** Start **

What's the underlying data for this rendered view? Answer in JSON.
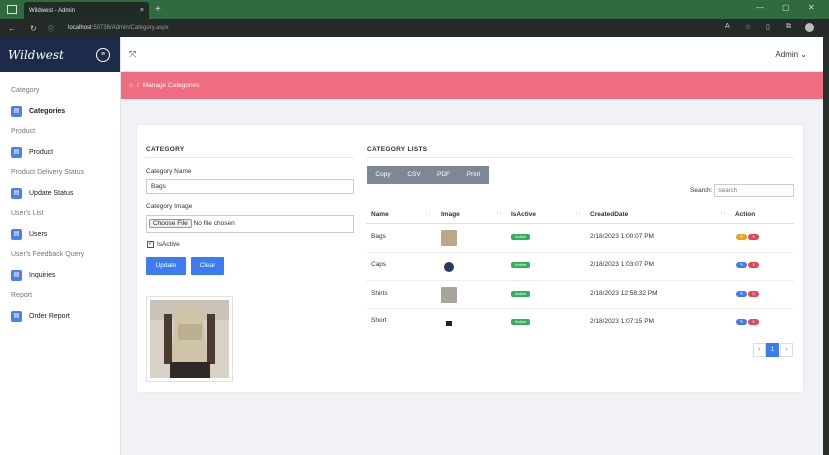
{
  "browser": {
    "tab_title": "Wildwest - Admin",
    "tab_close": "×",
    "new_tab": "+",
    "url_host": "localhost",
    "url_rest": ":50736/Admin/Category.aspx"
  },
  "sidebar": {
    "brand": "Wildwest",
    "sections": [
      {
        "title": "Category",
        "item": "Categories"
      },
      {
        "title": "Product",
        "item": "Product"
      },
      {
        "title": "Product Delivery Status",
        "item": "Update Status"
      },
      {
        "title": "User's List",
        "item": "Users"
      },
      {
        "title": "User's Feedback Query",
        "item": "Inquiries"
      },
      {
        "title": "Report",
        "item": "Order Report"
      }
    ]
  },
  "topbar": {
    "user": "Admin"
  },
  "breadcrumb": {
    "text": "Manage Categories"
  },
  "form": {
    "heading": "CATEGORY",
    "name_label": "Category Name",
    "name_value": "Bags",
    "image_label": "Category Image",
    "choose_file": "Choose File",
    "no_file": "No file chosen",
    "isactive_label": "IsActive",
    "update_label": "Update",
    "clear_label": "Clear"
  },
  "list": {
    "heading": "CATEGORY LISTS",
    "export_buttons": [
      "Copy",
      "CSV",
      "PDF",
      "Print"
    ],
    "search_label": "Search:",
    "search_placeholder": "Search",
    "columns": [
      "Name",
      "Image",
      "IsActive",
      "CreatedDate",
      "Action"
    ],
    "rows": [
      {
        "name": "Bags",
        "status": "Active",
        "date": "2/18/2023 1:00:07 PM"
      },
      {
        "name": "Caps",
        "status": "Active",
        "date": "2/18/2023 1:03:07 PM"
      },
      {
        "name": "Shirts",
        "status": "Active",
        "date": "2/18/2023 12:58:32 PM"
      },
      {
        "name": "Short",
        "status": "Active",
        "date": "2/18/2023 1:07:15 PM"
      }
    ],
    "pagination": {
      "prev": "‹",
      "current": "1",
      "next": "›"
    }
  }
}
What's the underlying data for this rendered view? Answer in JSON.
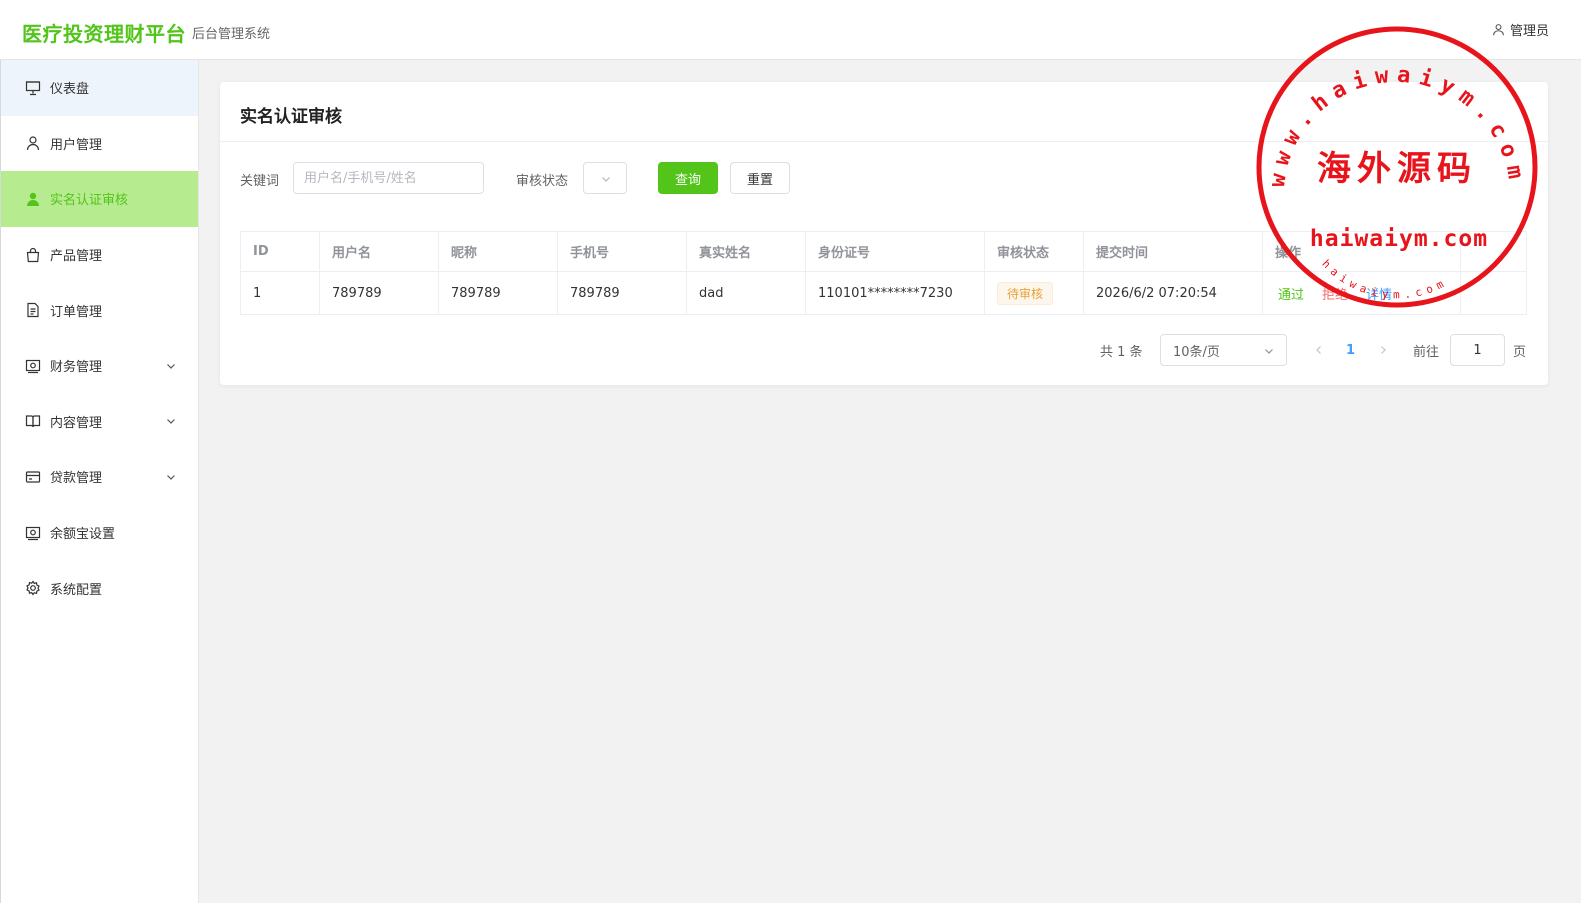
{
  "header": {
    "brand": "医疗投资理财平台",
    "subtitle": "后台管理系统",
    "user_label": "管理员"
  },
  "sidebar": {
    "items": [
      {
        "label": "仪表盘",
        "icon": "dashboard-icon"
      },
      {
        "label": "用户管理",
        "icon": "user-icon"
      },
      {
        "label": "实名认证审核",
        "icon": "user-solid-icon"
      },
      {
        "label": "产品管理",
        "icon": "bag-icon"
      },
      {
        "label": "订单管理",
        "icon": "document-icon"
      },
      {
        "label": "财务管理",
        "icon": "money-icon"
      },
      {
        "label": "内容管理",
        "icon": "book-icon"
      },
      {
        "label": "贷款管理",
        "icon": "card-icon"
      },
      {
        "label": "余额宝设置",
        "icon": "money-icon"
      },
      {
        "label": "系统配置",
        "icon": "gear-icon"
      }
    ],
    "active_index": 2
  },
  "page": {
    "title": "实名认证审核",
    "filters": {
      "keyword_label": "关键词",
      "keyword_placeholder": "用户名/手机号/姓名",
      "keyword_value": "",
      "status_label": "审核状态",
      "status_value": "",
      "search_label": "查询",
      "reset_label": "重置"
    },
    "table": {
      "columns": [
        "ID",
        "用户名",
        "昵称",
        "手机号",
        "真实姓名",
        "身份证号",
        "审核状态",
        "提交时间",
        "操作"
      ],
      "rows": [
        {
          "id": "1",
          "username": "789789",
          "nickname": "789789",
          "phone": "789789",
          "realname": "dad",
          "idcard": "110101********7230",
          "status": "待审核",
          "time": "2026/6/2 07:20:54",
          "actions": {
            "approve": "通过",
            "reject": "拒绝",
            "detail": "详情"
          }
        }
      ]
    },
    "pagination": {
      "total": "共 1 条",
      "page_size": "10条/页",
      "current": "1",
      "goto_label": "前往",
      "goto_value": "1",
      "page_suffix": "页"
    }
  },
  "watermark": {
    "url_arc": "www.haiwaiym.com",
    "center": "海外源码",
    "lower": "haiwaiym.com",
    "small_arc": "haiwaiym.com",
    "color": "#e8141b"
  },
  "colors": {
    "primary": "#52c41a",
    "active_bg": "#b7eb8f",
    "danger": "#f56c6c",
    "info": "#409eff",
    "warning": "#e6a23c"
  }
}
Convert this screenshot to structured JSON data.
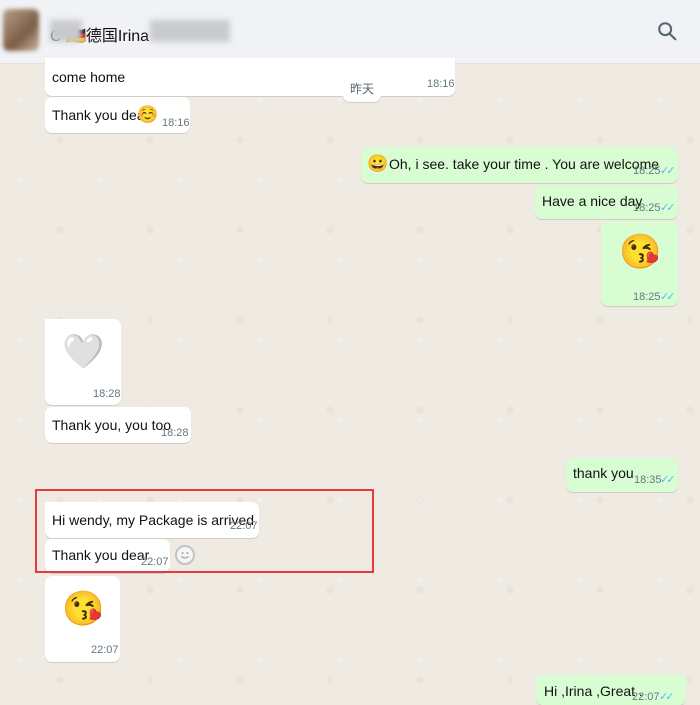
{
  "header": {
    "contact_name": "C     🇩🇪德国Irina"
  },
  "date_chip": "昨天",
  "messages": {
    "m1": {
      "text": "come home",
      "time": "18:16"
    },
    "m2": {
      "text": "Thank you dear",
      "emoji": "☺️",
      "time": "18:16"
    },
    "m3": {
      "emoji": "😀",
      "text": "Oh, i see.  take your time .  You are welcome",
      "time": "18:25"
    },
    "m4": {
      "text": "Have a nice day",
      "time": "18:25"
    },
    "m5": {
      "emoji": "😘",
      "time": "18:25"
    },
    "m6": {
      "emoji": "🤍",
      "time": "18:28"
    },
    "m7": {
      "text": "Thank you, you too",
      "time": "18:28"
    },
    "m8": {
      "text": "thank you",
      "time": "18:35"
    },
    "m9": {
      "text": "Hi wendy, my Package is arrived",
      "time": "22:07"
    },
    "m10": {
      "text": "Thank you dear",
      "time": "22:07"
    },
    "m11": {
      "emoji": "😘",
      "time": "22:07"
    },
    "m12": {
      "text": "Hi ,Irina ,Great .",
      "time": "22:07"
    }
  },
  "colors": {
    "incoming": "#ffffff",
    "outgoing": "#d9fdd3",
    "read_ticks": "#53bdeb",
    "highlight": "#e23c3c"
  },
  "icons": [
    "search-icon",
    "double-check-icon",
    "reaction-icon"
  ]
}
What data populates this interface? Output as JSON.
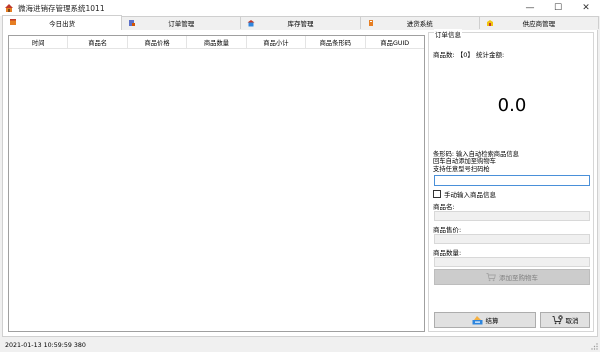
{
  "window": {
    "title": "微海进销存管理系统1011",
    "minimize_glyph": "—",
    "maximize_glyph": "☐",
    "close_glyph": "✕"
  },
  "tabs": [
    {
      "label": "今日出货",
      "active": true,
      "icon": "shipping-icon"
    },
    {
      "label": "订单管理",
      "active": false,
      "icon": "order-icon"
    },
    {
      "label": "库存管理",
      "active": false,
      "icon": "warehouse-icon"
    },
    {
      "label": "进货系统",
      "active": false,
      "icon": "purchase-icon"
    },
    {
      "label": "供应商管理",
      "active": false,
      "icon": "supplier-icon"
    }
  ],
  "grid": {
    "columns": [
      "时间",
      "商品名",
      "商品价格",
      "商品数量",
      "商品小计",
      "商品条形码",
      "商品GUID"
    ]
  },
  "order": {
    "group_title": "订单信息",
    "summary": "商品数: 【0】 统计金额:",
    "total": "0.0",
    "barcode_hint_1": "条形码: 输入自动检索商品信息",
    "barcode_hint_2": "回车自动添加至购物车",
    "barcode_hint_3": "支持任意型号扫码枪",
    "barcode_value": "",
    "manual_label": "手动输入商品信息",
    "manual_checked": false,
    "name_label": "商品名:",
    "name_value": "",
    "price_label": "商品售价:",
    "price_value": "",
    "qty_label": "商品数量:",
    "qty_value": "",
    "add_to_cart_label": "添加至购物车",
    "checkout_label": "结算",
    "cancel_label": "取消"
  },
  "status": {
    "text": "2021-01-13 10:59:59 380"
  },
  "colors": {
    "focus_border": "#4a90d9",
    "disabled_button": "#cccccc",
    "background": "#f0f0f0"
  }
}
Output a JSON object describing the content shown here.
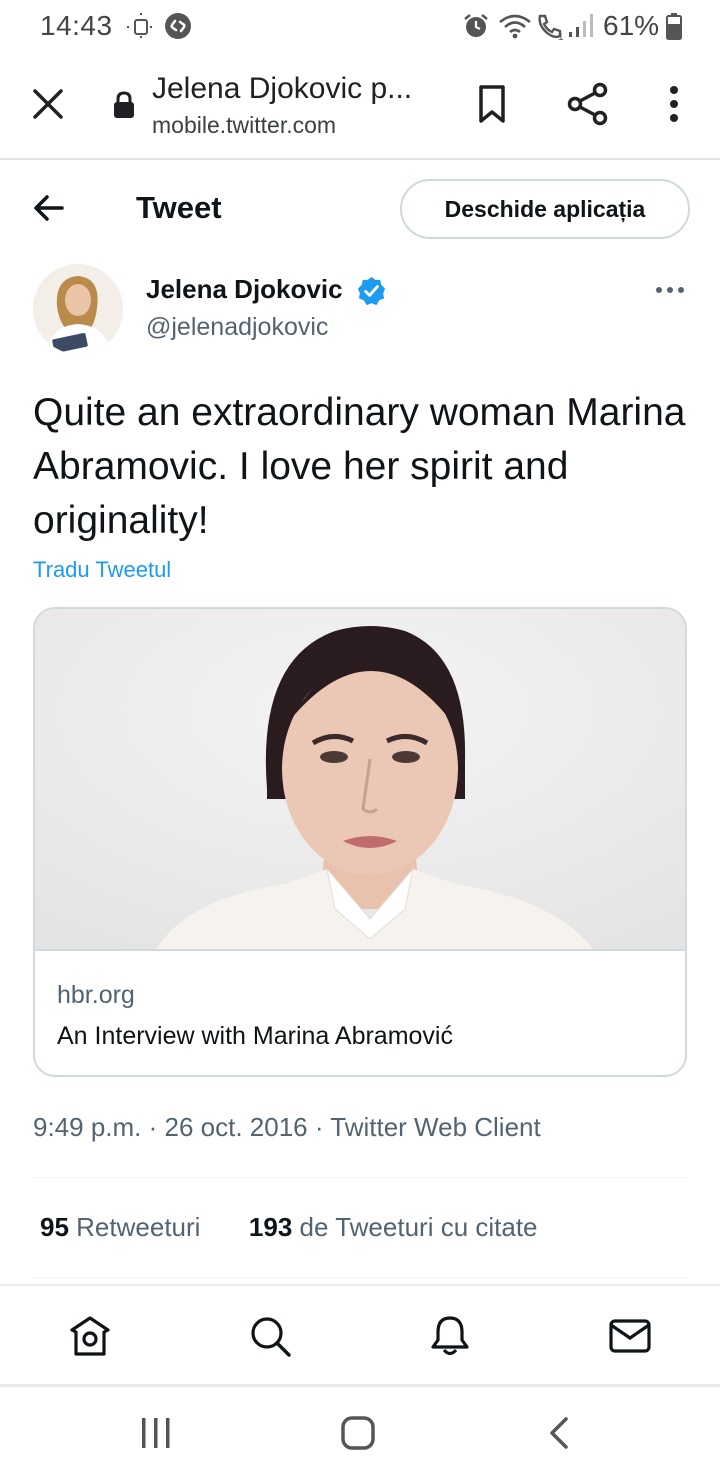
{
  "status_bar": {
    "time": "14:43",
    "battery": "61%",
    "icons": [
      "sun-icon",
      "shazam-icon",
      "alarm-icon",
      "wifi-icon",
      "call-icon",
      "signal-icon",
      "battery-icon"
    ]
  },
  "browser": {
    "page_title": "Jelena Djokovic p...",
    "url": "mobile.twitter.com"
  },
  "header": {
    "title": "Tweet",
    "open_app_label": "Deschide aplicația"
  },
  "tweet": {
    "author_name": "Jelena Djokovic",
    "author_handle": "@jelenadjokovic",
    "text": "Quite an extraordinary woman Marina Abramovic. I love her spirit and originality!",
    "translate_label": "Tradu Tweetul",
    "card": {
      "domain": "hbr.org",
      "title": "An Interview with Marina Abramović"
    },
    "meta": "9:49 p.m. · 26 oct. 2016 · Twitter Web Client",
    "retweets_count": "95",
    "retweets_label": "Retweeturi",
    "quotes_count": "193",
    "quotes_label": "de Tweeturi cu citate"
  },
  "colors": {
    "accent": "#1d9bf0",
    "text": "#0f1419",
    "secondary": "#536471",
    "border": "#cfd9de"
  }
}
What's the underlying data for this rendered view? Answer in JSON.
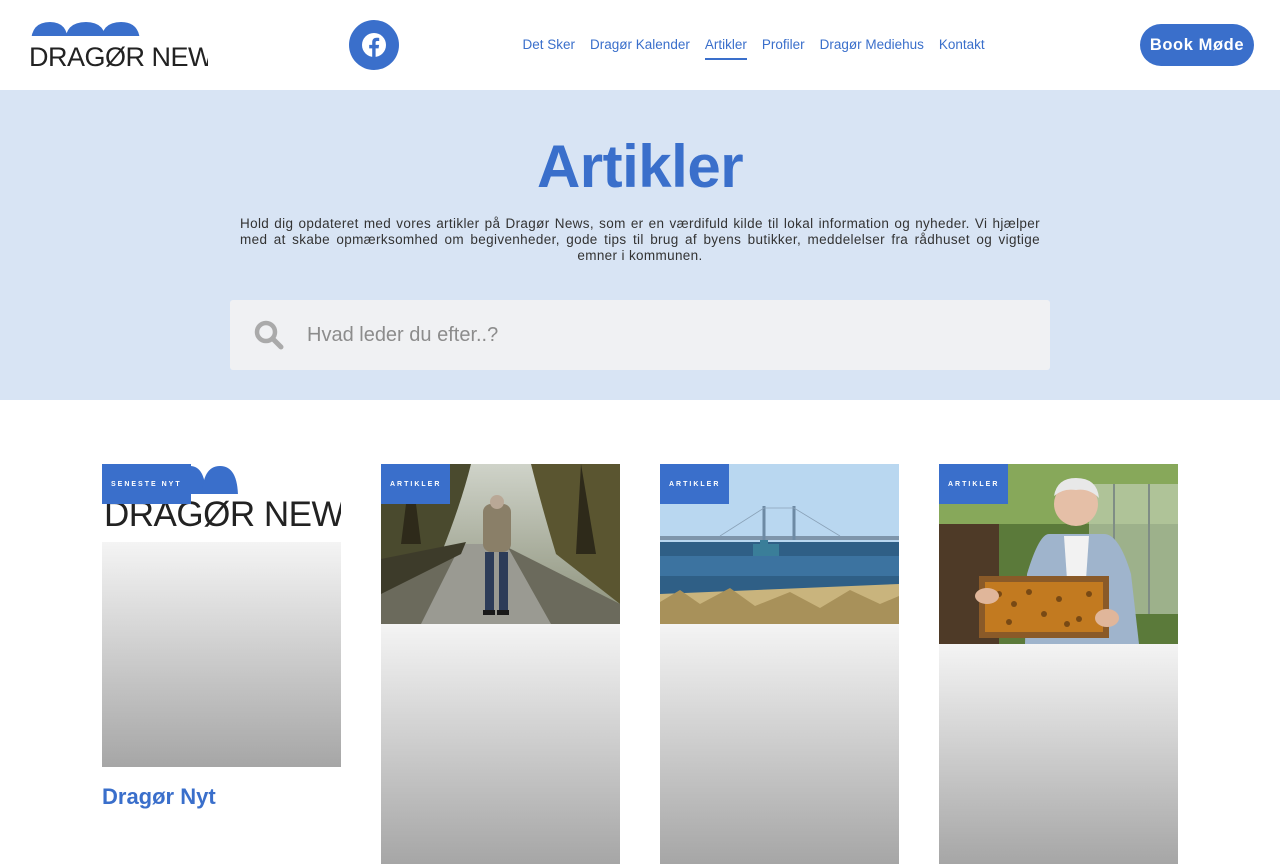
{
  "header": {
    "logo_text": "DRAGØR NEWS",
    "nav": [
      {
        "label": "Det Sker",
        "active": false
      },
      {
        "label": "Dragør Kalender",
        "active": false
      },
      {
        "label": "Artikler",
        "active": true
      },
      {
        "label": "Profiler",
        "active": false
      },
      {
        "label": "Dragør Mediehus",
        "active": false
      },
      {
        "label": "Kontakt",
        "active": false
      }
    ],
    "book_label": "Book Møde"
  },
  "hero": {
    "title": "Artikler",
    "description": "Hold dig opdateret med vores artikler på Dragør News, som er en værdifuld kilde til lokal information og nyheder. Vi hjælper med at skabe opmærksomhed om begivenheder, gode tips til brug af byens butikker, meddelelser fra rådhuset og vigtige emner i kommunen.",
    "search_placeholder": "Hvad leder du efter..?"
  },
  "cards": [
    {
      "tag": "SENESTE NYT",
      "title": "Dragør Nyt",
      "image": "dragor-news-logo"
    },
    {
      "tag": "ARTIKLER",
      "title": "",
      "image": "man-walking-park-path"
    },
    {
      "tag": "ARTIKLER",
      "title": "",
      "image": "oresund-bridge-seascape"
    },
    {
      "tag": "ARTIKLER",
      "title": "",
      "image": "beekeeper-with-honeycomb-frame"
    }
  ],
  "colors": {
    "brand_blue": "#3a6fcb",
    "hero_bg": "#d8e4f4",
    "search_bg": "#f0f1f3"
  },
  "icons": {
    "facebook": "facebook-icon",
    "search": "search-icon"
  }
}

** End **

### What you will do
What is the number of lines in the data holding the word "Admin"? Reply with that number only.

### Task response
3